Aim:
Send back the entries below exactly as they appear.

Entries from a dataset:
————
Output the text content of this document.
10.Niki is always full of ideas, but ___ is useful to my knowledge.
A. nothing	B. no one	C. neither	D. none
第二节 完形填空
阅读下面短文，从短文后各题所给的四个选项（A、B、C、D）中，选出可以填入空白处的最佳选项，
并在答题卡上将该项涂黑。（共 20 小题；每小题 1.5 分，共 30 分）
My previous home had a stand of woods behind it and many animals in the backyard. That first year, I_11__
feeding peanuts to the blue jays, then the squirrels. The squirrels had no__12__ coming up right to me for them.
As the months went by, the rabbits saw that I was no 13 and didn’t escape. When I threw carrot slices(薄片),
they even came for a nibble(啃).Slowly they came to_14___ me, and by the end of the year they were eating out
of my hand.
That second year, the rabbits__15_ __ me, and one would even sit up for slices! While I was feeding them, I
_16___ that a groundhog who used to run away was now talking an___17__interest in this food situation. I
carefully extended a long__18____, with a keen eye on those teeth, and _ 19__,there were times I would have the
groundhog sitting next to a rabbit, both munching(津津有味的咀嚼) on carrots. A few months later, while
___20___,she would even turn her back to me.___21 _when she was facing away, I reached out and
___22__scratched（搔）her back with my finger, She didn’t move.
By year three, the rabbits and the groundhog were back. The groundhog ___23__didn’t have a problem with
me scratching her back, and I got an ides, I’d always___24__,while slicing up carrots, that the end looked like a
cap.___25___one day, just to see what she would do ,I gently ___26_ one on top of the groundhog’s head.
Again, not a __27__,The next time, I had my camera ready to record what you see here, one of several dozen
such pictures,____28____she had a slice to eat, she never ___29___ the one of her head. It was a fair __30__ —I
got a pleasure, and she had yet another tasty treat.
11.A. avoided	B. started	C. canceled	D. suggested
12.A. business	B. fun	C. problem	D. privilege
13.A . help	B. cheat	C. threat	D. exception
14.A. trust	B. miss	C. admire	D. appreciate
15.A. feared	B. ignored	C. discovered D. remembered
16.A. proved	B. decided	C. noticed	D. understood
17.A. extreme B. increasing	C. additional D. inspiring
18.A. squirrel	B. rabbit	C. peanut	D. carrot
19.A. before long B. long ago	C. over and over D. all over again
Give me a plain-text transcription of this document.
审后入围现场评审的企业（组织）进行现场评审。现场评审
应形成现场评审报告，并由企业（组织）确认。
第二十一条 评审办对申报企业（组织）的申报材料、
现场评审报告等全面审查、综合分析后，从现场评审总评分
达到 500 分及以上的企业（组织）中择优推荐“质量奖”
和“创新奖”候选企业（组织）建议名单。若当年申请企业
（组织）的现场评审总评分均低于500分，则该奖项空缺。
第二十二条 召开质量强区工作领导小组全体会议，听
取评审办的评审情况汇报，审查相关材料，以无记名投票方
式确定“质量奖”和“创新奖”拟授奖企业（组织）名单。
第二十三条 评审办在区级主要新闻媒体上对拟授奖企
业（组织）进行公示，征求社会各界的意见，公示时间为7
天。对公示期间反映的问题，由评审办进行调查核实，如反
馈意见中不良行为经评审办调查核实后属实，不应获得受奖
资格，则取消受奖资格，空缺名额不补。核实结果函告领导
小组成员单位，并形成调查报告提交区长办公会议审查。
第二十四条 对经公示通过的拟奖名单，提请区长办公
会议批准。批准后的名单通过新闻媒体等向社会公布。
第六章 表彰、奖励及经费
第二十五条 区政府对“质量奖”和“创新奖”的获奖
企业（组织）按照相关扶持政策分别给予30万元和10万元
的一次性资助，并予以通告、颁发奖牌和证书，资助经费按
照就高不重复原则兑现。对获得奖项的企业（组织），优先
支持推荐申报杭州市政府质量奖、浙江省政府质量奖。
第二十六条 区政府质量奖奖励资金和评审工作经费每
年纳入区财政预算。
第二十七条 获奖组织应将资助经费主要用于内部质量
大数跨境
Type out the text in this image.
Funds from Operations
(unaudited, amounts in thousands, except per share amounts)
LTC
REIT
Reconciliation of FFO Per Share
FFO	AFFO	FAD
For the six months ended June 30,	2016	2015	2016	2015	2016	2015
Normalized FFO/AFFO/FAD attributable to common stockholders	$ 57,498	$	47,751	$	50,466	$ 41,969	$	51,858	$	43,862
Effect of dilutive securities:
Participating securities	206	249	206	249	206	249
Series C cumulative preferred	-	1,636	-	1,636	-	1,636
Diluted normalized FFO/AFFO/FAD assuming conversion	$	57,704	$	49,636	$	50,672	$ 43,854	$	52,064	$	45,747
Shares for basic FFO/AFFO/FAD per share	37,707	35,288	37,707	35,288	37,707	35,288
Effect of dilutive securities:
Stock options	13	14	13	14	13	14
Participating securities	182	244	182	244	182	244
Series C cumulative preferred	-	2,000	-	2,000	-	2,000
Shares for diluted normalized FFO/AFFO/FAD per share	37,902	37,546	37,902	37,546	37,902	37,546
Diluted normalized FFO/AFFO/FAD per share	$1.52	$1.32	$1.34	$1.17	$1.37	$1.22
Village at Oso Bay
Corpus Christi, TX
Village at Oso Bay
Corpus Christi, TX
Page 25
————
Solution to this task:
Output the text content of this document.
10.Niki is always full of ideas, but ___ is useful to my knowledge.
A. nothing	B. no one	C. neither	D. none
第二节 完形填空
阅读下面短文，从短文后各题所给的四个选项（A、B、C、D）中，选出可以填入空白处的最佳选项，
并在答题卡上将该项涂黑。（共 20 小题；每小题 1.5 分，共 30 分）
My previous home had a stand of woods behind it and many animals in the backyard. That first year, I_11__
feeding peanuts to the blue jays, then the squirrels. The squirrels had no__12__ coming up right to me for them.
As the months went by, the rabbits saw that I was no 13 and didn’t escape. When I threw carrot slices(薄片),
they even came for a nibble(啃).Slowly they came to_14___ me, and by the end of the year they were eating out
of my hand.
That second year, the rabbits__15_ __ me, and one would even sit up for slices! While I was feeding them, I
_16___ that a groundhog who used to run away was now talking an___17__interest in this food situation. I
carefully extended a long__18____, with a keen eye on those teeth, and _ 19__,there were times I would have the
groundhog sitting next to a rabbit, both munching(津津有味的咀嚼) on carrots. A few months later, while
___20___,she would even turn her back to me.___21 _when she was facing away, I reached out and
___22__scratched（搔）her back with my finger, She didn’t move.
By year three, the rabbits and the groundhog were back. The groundhog ___23__didn’t have a problem with
me scratching her back, and I got an ides, I’d always___24__,while slicing up carrots, that the end looked like a
cap.___25___one day, just to see what she would do ,I gently ___26_ one on top of the groundhog’s head.
Again, not a __27__,The next time, I had my camera ready to record what you see here, one of several dozen
such pictures,____28____she had a slice to eat, she never ___29___ the one of her head. It was a fair __30__ —I
got a pleasure, and she had yet another tasty treat.
11.A. avoided	B. started	C. canceled	D. suggested
12.A. business	B. fun	C. problem	D. privilege
13.A . help	B. cheat	C. threat	D. exception
14.A. trust	B. miss	C. admire	D. appreciate
15.A. feared	B. ignored	C. discovered D. remembered
16.A. proved	B. decided	C. noticed	D. understood
17.A. extreme B. increasing	C. additional D. inspiring
18.A. squirrel	B. rabbit	C. peanut	D. carrot
19.A. before long B. long ago	C. over and over D. all over again
Give me a plain-text transcription of this document.
审后入围现场评审的企业（组织）进行现场评审。现场评审
应形成现场评审报告，并由企业（组织）确认。
第二十一条 评审办对申报企业（组织）的申报材料、
现场评审报告等全面审查、综合分析后，从现场评审总评分
达到 500 分及以上的企业（组织）中择优推荐“质量奖”
和“创新奖”候选企业（组织）建议名单。若当年申请企业
（组织）的现场评审总评分均低于500分，则该奖项空缺。
第二十二条 召开质量强区工作领导小组全体会议，听
取评审办的评审情况汇报，审查相关材料，以无记名投票方
式确定“质量奖”和“创新奖”拟授奖企业（组织）名单。
第二十三条 评审办在区级主要新闻媒体上对拟授奖企
业（组织）进行公示，征求社会各界的意见，公示时间为7
天。对公示期间反映的问题，由评审办进行调查核实，如反
馈意见中不良行为经评审办调查核实后属实，不应获得受奖
资格，则取消受奖资格，空缺名额不补。核实结果函告领导
小组成员单位，并形成调查报告提交区长办公会议审查。
第二十四条 对经公示通过的拟奖名单，提请区长办公
会议批准。批准后的名单通过新闻媒体等向社会公布。
第六章 表彰、奖励及经费
第二十五条 区政府对“质量奖”和“创新奖”的获奖
企业（组织）按照相关扶持政策分别给予30万元和10万元
的一次性资助，并予以通告、颁发奖牌和证书，资助经费按
照就高不重复原则兑现。对获得奖项的企业（组织），优先
支持推荐申报杭州市政府质量奖、浙江省政府质量奖。
第二十六条 区政府质量奖奖励资金和评审工作经费每
年纳入区财政预算。
第二十七条 获奖组织应将资助经费主要用于内部质量
大数跨境
Type out the text in this image.
Funds from Operations
(unaudited, amounts in thousands, except per share amounts)
LTC
REIT
Reconciliation of FFO Per Share
FFO	AFFO	FAD
For the six months ended June 30,	2016	2015	2016	2015	2016	2015
Normalized FFO/AFFO/FAD attributable to common stockholders	$ 57,498	$	47,751	$	50,466	$ 41,969	$	51,858	$	43,862
Effect of dilutive securities:
Participating securities	206	249	206	249	206	249
Series C cumulative preferred	-	1,636	-	1,636	-	1,636
Diluted normalized FFO/AFFO/FAD assuming conversion	$	57,704	$	49,636	$	50,672	$ 43,854	$	52,064	$	45,747
Shares for basic FFO/AFFO/FAD per share	37,707	35,288	37,707	35,288	37,707	35,288
Effect of dilutive securities:
Stock options	13	14	13	14	13	14
Participating securities	182	244	182	244	182	244
Series C cumulative preferred	-	2,000	-	2,000	-	2,000
Shares for diluted normalized FFO/AFFO/FAD per share	37,902	37,546	37,902	37,546	37,902	37,546
Diluted normalized FFO/AFFO/FAD per share	$1.52	$1.32	$1.34	$1.17	$1.37	$1.22
Village at Oso Bay
Corpus Christi, TX
Village at Oso Bay
Corpus Christi, TX
Page 25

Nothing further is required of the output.